Requirement: Extract the lines that carry the string "할인코드" from the listing.

Recorded data:
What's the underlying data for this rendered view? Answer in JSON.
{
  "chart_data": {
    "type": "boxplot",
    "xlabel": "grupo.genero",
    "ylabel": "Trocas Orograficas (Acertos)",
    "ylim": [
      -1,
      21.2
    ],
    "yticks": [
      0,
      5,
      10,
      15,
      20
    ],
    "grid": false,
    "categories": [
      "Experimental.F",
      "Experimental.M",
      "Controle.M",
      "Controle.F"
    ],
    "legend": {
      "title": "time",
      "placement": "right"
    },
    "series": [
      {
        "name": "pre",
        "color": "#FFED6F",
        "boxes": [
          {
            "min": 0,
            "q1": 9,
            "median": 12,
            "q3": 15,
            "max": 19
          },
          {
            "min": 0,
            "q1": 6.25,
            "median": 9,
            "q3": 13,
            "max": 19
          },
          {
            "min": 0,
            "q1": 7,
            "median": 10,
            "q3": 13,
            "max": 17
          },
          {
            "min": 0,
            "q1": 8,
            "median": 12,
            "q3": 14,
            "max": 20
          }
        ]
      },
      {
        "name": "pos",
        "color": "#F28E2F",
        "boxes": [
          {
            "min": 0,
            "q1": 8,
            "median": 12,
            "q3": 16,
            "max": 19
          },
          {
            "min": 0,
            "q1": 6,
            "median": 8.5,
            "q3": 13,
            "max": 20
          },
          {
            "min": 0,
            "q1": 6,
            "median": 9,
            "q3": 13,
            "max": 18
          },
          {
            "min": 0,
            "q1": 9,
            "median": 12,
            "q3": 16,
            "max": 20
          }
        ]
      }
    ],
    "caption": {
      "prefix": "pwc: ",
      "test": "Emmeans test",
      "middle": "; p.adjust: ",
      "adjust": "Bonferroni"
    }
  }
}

--

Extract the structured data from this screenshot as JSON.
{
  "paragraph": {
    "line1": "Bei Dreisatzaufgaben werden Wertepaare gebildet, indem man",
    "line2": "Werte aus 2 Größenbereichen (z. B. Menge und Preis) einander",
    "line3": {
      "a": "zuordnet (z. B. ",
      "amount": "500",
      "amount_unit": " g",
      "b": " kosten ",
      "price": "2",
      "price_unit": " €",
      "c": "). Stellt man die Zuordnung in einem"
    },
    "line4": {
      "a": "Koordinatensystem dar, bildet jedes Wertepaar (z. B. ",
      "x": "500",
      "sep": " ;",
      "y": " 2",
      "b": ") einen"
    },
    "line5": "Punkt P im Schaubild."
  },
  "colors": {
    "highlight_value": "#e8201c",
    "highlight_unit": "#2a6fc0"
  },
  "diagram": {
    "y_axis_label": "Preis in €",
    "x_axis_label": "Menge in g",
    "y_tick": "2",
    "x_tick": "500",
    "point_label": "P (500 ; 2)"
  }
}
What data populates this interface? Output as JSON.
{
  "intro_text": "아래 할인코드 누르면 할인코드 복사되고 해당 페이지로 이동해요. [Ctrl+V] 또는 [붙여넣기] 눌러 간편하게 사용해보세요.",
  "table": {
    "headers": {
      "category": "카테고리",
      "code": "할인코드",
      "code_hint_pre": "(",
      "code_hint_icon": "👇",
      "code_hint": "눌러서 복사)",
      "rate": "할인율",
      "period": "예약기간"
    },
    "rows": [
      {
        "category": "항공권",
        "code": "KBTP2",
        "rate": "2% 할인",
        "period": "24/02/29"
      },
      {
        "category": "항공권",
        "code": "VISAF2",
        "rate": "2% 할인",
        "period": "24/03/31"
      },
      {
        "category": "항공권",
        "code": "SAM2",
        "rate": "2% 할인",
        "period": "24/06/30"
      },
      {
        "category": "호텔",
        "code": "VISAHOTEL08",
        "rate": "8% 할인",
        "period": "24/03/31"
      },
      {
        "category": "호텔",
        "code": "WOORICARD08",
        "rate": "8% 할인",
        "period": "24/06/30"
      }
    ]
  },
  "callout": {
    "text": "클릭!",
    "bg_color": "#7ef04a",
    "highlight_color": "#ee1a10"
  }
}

--

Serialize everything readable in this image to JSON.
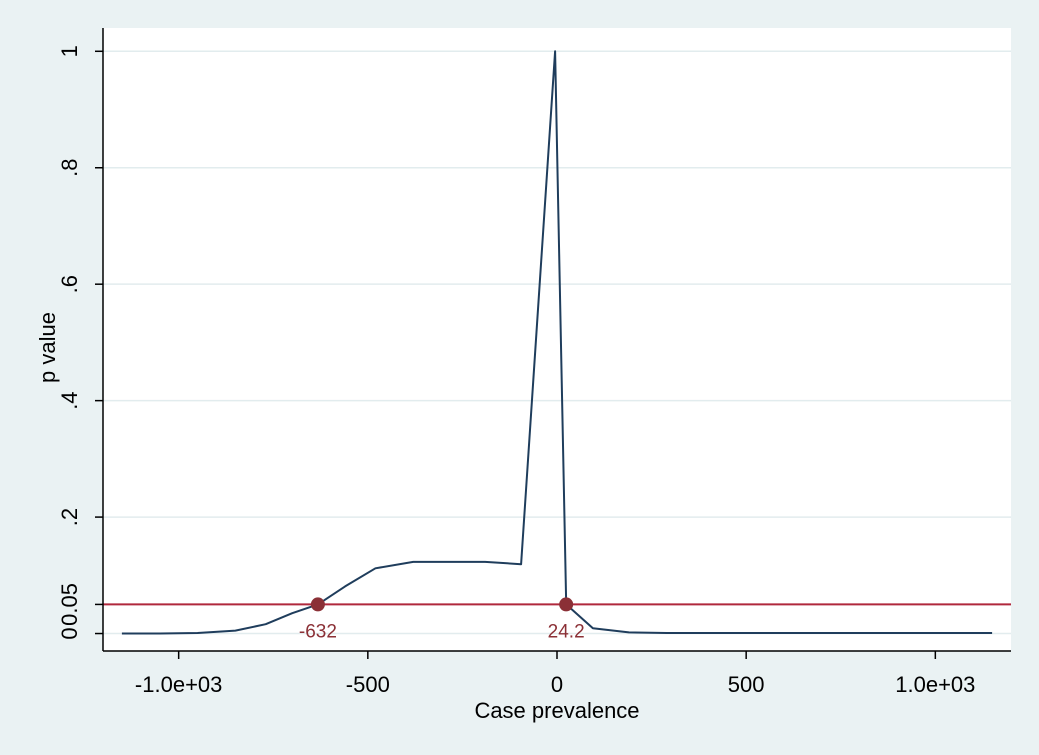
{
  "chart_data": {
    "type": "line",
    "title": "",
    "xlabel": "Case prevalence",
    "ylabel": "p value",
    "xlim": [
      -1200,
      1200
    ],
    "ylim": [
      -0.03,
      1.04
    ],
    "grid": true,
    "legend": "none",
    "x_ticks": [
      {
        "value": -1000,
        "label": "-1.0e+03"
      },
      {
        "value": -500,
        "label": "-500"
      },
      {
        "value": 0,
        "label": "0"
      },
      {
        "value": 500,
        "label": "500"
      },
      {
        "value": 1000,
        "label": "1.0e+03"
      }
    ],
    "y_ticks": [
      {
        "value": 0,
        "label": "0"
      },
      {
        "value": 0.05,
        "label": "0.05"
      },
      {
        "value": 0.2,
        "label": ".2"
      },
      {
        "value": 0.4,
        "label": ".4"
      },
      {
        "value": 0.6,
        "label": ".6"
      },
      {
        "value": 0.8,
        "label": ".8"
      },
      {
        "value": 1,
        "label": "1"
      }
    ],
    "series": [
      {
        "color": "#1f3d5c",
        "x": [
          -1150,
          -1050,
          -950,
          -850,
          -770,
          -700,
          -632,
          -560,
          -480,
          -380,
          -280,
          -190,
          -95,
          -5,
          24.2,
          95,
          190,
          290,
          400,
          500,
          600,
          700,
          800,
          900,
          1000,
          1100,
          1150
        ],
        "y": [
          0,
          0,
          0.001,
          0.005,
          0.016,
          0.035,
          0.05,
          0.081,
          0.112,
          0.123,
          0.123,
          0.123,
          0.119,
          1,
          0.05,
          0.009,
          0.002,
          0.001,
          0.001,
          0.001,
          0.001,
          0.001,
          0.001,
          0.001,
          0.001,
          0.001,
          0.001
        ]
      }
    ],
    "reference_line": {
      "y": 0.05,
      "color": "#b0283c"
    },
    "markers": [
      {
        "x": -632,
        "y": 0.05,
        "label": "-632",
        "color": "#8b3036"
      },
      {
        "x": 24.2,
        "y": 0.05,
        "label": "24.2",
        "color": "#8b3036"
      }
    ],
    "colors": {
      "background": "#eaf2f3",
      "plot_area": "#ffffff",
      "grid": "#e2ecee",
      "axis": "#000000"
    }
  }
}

Finished exercise:
  "intro_text": "아래 할인코드 누르면 할인코드 복사되고 해당 페이지로 이동해요. [Ctrl+V] 또는 [붙여넣기] 눌러 간편하게 사용해보세요.",
      "code": "할인코드",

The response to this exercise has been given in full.